-- BEGIN EXTRACTED RECORDS --

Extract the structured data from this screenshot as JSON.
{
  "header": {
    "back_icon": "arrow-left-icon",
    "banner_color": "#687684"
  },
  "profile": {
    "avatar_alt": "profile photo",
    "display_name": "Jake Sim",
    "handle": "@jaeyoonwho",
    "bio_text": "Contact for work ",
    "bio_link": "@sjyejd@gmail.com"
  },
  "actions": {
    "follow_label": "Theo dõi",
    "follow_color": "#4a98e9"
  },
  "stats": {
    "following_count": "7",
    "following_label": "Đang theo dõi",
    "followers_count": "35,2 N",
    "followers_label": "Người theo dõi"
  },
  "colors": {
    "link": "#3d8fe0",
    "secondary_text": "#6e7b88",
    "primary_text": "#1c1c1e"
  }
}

-- END EXTRACTED RECORDS --

Transcribe each entry exactly.

Extract the structured data from this screenshot as JSON.
{
  "header": {
    "back_icon": "arrow-left-icon",
    "banner_color": "#687684"
  },
  "profile": {
    "avatar_alt": "profile photo",
    "display_name": "Jake Sim",
    "handle": "@jaeyoonwho",
    "bio_text": "Contact for work ",
    "bio_link": "@sjyejd@gmail.com"
  },
  "actions": {
    "follow_label": "Theo dõi",
    "follow_color": "#4a98e9"
  },
  "stats": {
    "following_count": "7",
    "following_label": "Đang theo dõi",
    "followers_count": "35,2 N",
    "followers_label": "Người theo dõi"
  },
  "colors": {
    "link": "#3d8fe0",
    "secondary_text": "#6e7b88",
    "primary_text": "#1c1c1e"
  }
}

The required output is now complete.